[begin Data for processing]

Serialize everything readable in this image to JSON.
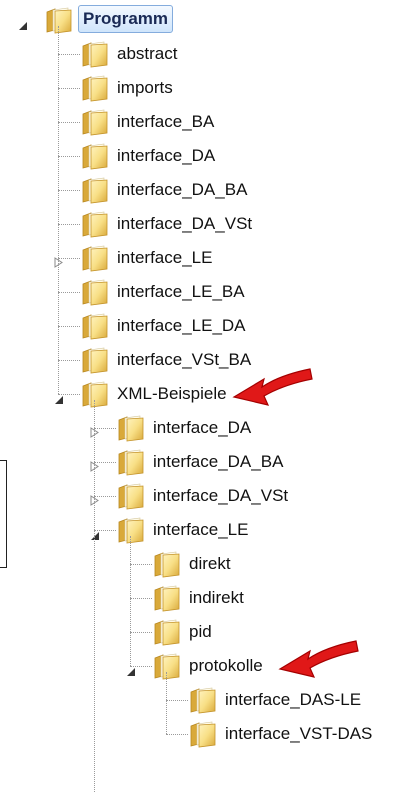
{
  "tree": {
    "root": {
      "label": "Programm",
      "expanded": true,
      "selected": true
    },
    "rows": [
      {
        "id": "programm",
        "label": "Programm",
        "level": 0,
        "expander": "open",
        "selected": true
      },
      {
        "id": "abstract",
        "label": "abstract",
        "level": 1,
        "expander": "none"
      },
      {
        "id": "imports",
        "label": "imports",
        "level": 1,
        "expander": "none"
      },
      {
        "id": "interface_BA",
        "label": "interface_BA",
        "level": 1,
        "expander": "none"
      },
      {
        "id": "interface_DA",
        "label": "interface_DA",
        "level": 1,
        "expander": "none"
      },
      {
        "id": "interface_DA_BA",
        "label": "interface_DA_BA",
        "level": 1,
        "expander": "none"
      },
      {
        "id": "interface_DA_VSt",
        "label": "interface_DA_VSt",
        "level": 1,
        "expander": "none"
      },
      {
        "id": "interface_LE",
        "label": "interface_LE",
        "level": 1,
        "expander": "closed"
      },
      {
        "id": "interface_LE_BA",
        "label": "interface_LE_BA",
        "level": 1,
        "expander": "none"
      },
      {
        "id": "interface_LE_DA",
        "label": "interface_LE_DA",
        "level": 1,
        "expander": "none"
      },
      {
        "id": "interface_VSt_BA",
        "label": "interface_VSt_BA",
        "level": 1,
        "expander": "none"
      },
      {
        "id": "xml_beispiele",
        "label": "XML-Beispiele",
        "level": 1,
        "expander": "open",
        "arrow": true
      },
      {
        "id": "xml_interface_DA",
        "label": "interface_DA",
        "level": 2,
        "expander": "closed"
      },
      {
        "id": "xml_interface_DA_BA",
        "label": "interface_DA_BA",
        "level": 2,
        "expander": "closed"
      },
      {
        "id": "xml_interface_DA_VSt",
        "label": "interface_DA_VSt",
        "level": 2,
        "expander": "closed"
      },
      {
        "id": "xml_interface_LE",
        "label": "interface_LE",
        "level": 2,
        "expander": "open"
      },
      {
        "id": "direkt",
        "label": "direkt",
        "level": 3,
        "expander": "none"
      },
      {
        "id": "indirekt",
        "label": "indirekt",
        "level": 3,
        "expander": "none"
      },
      {
        "id": "pid",
        "label": "pid",
        "level": 3,
        "expander": "none"
      },
      {
        "id": "protokolle",
        "label": "protokolle",
        "level": 3,
        "expander": "open",
        "arrow": true
      },
      {
        "id": "interface_DAS_LE",
        "label": "interface_DAS-LE",
        "level": 4,
        "expander": "none"
      },
      {
        "id": "interface_VST_DAS",
        "label": "interface_VST-DAS",
        "level": 4,
        "expander": "none"
      }
    ]
  },
  "colors": {
    "selection_border": "#84acdd",
    "selection_fill": "#cfe5fb",
    "folder_light": "#f8df86",
    "folder_dark": "#d9a93a",
    "arrow_red": "#e01818"
  },
  "icons": {
    "folder": "folder-icon",
    "expanded": "expanded-triangle-icon",
    "collapsed": "collapsed-triangle-icon",
    "annotation": "red-arrow-icon"
  }
}
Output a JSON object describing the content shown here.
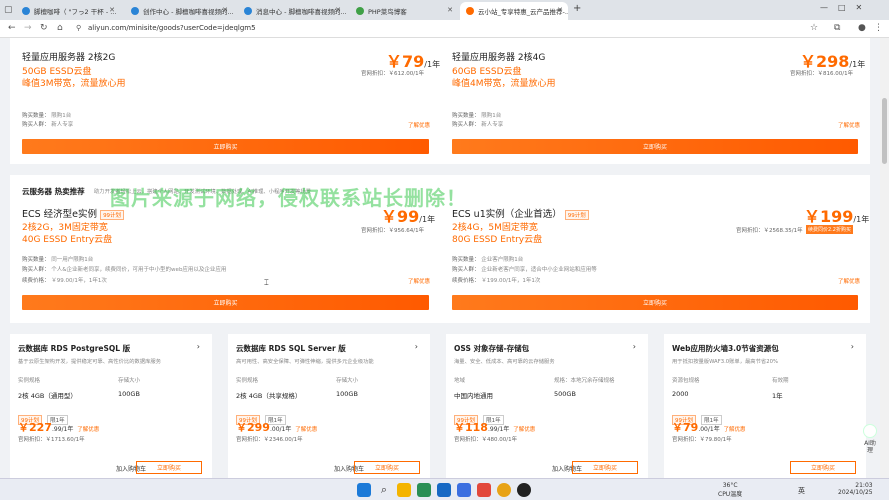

[end Data for processing]

Every line above that contains the word "triangle" should be reported.

    "expanded": "expanded-triangle-icon",
    "collapsed": "collapsed-triangle-icon",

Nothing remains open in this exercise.